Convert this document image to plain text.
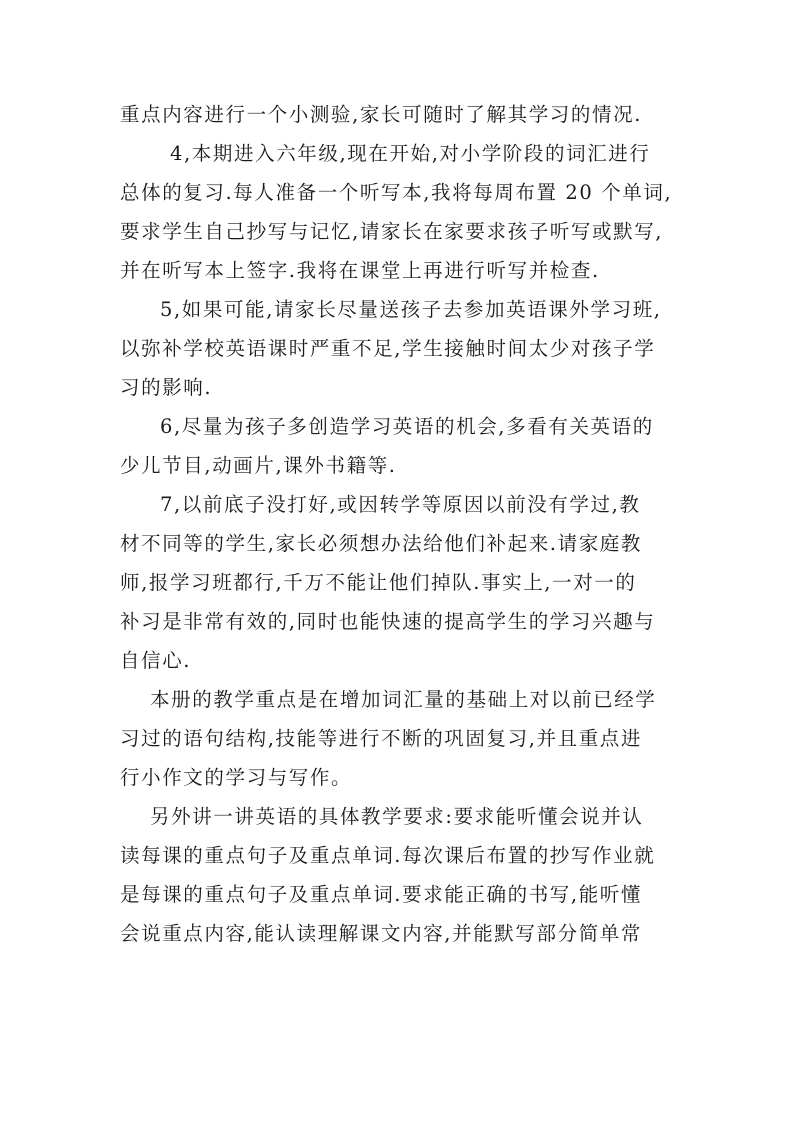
重点内容进行一个小测验,家长可随时了解其学习的情况.
4,本期进入六年级,现在开始,对小学阶段的词汇进行
总体的复习.每人准备一个听写本,我将每周布置 20 个单词,
要求学生自己抄写与记忆,请家长在家要求孩子听写或默写,
并在听写本上签字.我将在课堂上再进行听写并检查.
5,如果可能,请家长尽量送孩子去参加英语课外学习班,
以弥补学校英语课时严重不足,学生接触时间太少对孩子学
习的影响.
6,尽量为孩子多创造学习英语的机会,多看有关英语的
少儿节目,动画片,课外书籍等.
7,以前底子没打好,或因转学等原因以前没有学过,教
材不同等的学生,家长必须想办法给他们补起来.请家庭教
师,报学习班都行,千万不能让他们掉队.事实上,一对一的
补习是非常有效的,同时也能快速的提高学生的学习兴趣与
自信心.
本册的教学重点是在增加词汇量的基础上对以前已经学
习过的语句结构,技能等进行不断的巩固复习,并且重点进
行小作文的学习与写作。
另外讲一讲英语的具体教学要求:要求能听懂会说并认
读每课的重点句子及重点单词.每次课后布置的抄写作业就
是每课的重点句子及重点单词.要求能正确的书写,能听懂
会说重点内容,能认读理解课文内容,并能默写部分简单常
::::::::
### DESCRIPTION OF THE TASK
Each record should be quoted exactly, with the images omitted.

### SOLUTION TO THIS TASK
Convert this document image to plain text.
重点内容进行一个小测验,家长可随时了解其学习的情况.
4,本期进入六年级,现在开始,对小学阶段的词汇进行
总体的复习.每人准备一个听写本,我将每周布置 20 个单词,
要求学生自己抄写与记忆,请家长在家要求孩子听写或默写,
并在听写本上签字.我将在课堂上再进行听写并检查.
5,如果可能,请家长尽量送孩子去参加英语课外学习班,
以弥补学校英语课时严重不足,学生接触时间太少对孩子学
习的影响.
6,尽量为孩子多创造学习英语的机会,多看有关英语的
少儿节目,动画片,课外书籍等.
7,以前底子没打好,或因转学等原因以前没有学过,教
材不同等的学生,家长必须想办法给他们补起来.请家庭教
师,报学习班都行,千万不能让他们掉队.事实上,一对一的
补习是非常有效的,同时也能快速的提高学生的学习兴趣与
自信心.
本册的教学重点是在增加词汇量的基础上对以前已经学
习过的语句结构,技能等进行不断的巩固复习,并且重点进
行小作文的学习与写作。
另外讲一讲英语的具体教学要求:要求能听懂会说并认
读每课的重点句子及重点单词.每次课后布置的抄写作业就
是每课的重点句子及重点单词.要求能正确的书写,能听懂
会说重点内容,能认读理解课文内容,并能默写部分简单常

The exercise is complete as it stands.